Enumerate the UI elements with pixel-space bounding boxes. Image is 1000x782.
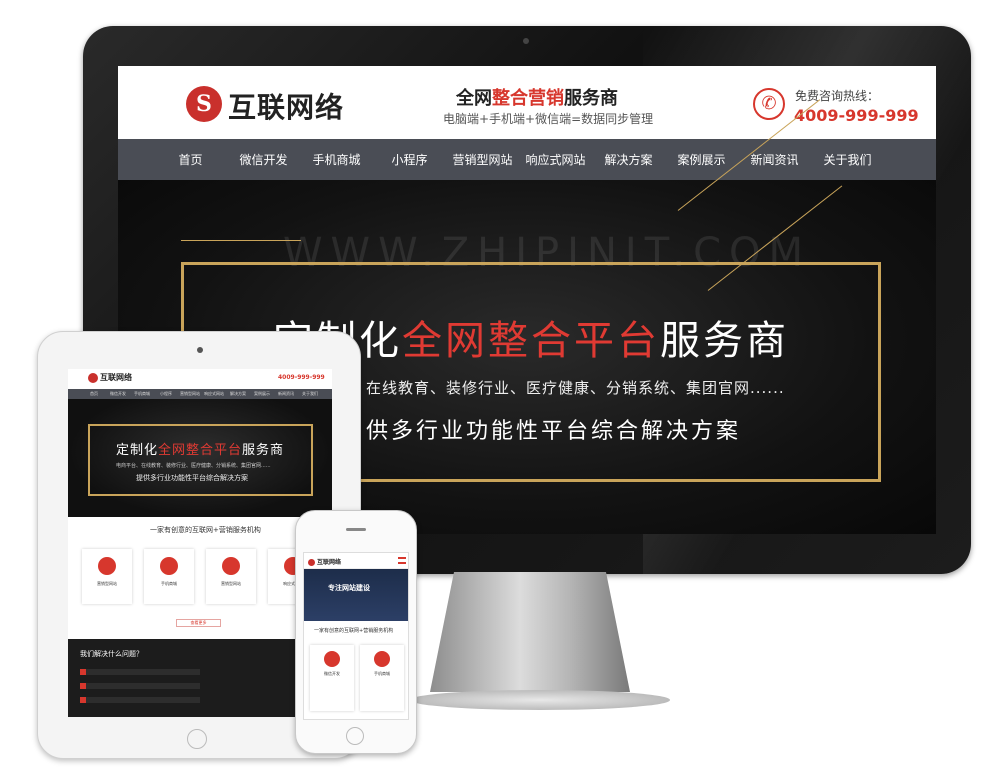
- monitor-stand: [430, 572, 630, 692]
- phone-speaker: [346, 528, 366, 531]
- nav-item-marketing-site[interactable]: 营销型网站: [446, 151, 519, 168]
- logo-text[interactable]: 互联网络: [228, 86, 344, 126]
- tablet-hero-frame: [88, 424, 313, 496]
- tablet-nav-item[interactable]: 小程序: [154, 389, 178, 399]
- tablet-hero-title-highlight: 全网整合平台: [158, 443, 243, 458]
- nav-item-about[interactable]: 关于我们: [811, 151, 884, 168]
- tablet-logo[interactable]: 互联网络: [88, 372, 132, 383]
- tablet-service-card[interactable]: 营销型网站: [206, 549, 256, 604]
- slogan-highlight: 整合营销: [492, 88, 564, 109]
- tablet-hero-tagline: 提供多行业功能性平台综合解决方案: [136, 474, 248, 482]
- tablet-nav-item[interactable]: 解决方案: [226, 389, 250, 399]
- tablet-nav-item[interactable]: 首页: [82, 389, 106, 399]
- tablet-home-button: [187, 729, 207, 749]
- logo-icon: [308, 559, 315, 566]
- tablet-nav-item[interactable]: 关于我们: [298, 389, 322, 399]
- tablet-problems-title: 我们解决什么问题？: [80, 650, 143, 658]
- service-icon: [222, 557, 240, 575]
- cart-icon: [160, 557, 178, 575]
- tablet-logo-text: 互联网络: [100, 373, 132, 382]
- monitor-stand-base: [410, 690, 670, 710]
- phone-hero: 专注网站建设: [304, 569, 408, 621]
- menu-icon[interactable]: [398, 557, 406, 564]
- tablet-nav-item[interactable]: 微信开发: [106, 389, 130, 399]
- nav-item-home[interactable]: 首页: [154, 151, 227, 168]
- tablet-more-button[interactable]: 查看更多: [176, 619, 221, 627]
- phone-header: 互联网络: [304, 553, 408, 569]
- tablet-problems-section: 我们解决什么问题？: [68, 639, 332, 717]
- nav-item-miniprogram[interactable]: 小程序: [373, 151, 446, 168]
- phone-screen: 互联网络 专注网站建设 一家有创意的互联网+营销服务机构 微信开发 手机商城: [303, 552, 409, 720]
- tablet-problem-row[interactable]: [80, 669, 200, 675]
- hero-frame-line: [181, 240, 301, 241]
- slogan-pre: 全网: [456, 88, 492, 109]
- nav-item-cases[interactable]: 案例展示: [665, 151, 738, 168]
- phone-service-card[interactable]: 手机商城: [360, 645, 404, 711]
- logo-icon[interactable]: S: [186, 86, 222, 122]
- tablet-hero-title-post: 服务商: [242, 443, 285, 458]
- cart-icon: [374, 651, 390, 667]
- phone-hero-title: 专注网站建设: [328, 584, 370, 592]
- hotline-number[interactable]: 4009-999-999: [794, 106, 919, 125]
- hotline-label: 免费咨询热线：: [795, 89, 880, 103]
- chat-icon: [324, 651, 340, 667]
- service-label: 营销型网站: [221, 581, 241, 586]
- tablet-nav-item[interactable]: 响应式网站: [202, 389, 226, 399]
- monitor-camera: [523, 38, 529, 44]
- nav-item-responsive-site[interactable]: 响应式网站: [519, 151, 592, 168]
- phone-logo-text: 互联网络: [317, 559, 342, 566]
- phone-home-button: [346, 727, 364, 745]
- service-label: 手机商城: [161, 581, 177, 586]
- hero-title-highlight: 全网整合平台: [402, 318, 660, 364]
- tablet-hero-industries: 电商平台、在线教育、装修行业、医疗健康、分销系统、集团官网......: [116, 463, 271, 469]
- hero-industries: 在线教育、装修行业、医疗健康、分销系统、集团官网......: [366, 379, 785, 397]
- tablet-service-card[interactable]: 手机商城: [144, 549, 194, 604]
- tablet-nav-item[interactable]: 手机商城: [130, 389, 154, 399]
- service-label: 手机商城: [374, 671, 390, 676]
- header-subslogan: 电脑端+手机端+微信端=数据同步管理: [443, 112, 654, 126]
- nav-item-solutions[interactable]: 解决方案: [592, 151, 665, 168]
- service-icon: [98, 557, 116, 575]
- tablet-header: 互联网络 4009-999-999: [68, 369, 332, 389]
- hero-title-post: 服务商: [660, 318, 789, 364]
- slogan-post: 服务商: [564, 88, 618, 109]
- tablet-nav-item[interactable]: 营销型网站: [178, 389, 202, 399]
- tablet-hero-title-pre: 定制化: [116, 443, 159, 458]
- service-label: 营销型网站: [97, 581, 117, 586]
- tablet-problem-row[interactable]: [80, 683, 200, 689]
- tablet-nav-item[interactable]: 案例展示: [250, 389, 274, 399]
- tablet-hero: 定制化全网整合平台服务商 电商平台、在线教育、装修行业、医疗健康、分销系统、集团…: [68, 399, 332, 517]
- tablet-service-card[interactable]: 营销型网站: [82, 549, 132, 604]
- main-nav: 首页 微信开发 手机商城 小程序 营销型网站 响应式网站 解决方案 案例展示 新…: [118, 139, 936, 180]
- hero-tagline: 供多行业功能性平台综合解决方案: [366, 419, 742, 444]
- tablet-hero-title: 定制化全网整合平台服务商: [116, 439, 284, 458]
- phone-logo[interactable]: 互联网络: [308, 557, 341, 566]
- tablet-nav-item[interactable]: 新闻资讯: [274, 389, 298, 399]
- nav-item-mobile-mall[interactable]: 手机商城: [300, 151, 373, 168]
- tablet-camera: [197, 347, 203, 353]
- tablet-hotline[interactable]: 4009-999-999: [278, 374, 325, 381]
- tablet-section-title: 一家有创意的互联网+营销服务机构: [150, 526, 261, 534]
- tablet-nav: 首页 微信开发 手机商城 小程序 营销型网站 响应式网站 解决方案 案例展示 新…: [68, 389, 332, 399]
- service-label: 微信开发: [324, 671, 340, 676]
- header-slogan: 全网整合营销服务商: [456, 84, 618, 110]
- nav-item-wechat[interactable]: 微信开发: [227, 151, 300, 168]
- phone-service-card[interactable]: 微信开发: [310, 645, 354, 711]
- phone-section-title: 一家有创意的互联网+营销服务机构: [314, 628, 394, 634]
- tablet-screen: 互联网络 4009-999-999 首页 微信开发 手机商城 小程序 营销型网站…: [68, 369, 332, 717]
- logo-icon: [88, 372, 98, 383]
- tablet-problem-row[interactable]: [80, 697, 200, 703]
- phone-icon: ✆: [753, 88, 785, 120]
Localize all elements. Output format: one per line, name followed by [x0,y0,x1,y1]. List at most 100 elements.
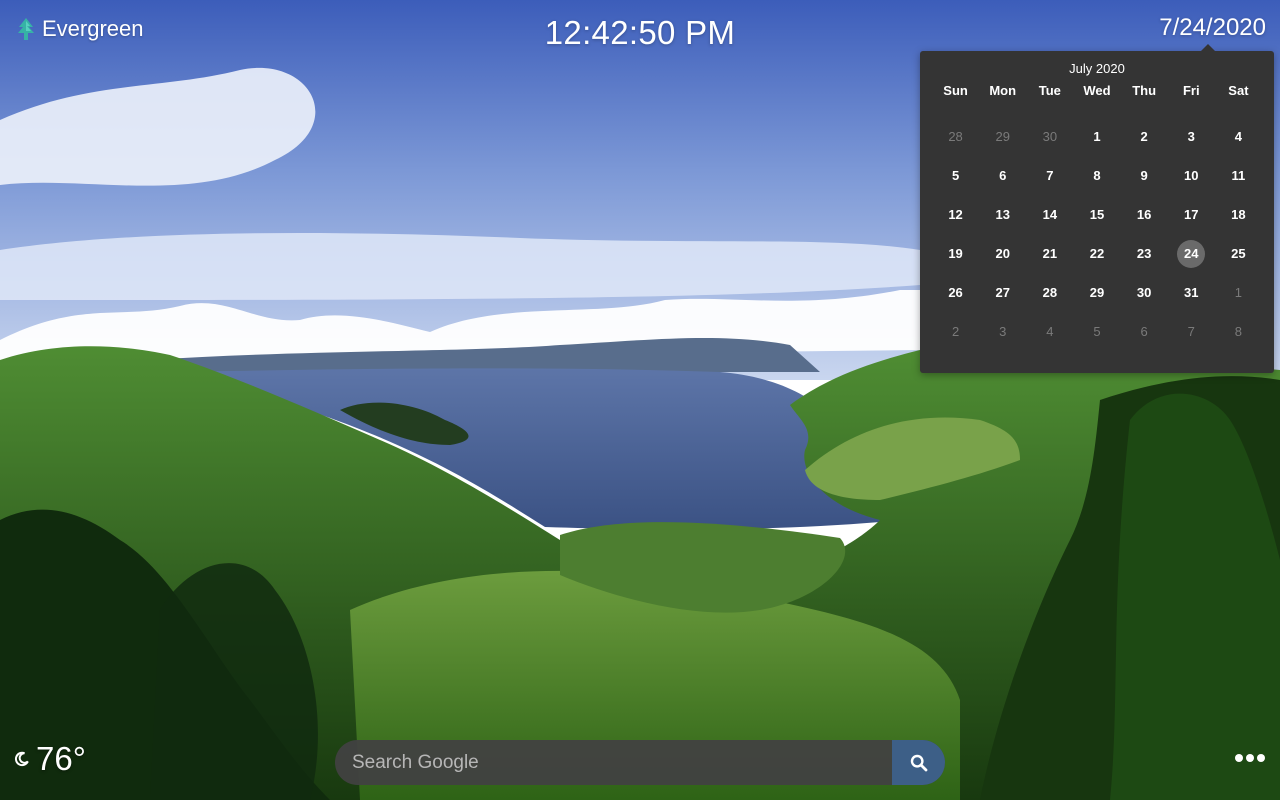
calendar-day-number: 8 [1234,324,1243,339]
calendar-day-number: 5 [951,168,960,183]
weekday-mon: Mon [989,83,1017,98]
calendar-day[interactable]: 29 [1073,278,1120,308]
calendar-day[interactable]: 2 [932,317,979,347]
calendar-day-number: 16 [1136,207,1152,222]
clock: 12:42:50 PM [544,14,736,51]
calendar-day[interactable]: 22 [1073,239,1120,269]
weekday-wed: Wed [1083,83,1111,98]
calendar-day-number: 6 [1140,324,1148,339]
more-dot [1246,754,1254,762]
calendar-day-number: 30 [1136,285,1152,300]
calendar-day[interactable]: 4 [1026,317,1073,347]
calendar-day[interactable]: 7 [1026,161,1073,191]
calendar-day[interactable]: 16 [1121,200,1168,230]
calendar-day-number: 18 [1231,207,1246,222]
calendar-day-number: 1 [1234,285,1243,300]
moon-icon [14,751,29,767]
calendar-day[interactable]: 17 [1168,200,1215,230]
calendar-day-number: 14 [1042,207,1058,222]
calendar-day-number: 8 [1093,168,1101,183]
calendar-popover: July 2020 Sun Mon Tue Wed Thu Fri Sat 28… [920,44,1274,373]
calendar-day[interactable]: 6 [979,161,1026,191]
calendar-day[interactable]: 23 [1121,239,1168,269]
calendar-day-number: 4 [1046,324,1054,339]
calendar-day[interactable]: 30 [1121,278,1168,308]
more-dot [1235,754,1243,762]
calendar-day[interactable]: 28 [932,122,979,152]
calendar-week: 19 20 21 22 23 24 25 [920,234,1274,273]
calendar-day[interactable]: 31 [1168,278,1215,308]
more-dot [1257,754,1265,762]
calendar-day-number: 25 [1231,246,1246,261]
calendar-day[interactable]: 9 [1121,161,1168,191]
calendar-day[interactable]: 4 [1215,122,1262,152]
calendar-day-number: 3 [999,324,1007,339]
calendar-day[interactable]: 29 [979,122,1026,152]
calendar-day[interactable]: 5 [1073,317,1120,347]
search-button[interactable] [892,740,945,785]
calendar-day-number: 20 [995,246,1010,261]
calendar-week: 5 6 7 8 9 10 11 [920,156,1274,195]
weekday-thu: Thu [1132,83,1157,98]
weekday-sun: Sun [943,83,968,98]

--------

GIVEN EXERCISE -
Revise the records from the line with "calendar-day-number: 8 [1234,324,1243,339]" up to and including the line with "calendar-day[interactable]: 31 [1168,278,1215,308]", replacing "more-dot" with "ellipsis-dot" and leaving all else unchanged. Give only those lines.

IN RESPONSE -
calendar-day-number: 8 [1234,324,1243,339]
calendar-day-number: 5 [951,168,960,183]
weekday-mon: Mon [989,83,1017,98]
calendar-day[interactable]: 29 [1073,278,1120,308]
calendar-day[interactable]: 2 [932,317,979,347]
calendar-day-number: 16 [1136,207,1152,222]
clock: 12:42:50 PM [544,14,736,51]
calendar-day[interactable]: 22 [1073,239,1120,269]
weekday-wed: Wed [1083,83,1111,98]
calendar-day-number: 6 [1140,324,1148,339]
ellipsis-dot [1246,754,1254,762]
calendar-day-number: 30 [1136,285,1152,300]
calendar-day[interactable]: 4 [1026,317,1073,347]
calendar-day[interactable]: 7 [1026,161,1073,191]
calendar-day[interactable]: 16 [1121,200,1168,230]
calendar-day-number: 18 [1231,207,1246,222]
calendar-day-number: 1 [1234,285,1243,300]
moon-icon [14,751,29,767]
calendar-day[interactable]: 17 [1168,200,1215,230]
calendar-day-number: 14 [1042,207,1058,222]
calendar-day-number: 8 [1093,168,1101,183]
calendar-popover: July 2020 Sun Mon Tue Wed Thu Fri Sat 28… [920,44,1274,373]
calendar-day[interactable]: 6 [979,161,1026,191]
calendar-day[interactable]: 23 [1121,239,1168,269]
calendar-day-number: 4 [1046,324,1054,339]
calendar-day[interactable]: 30 [1121,278,1168,308]
ellipsis-dot [1235,754,1243,762]
calendar-day[interactable]: 28 [932,122,979,152]
calendar-week: 19 20 21 22 23 24 25 [920,234,1274,273]
calendar-day[interactable]: 31 [1168,278,1215,308]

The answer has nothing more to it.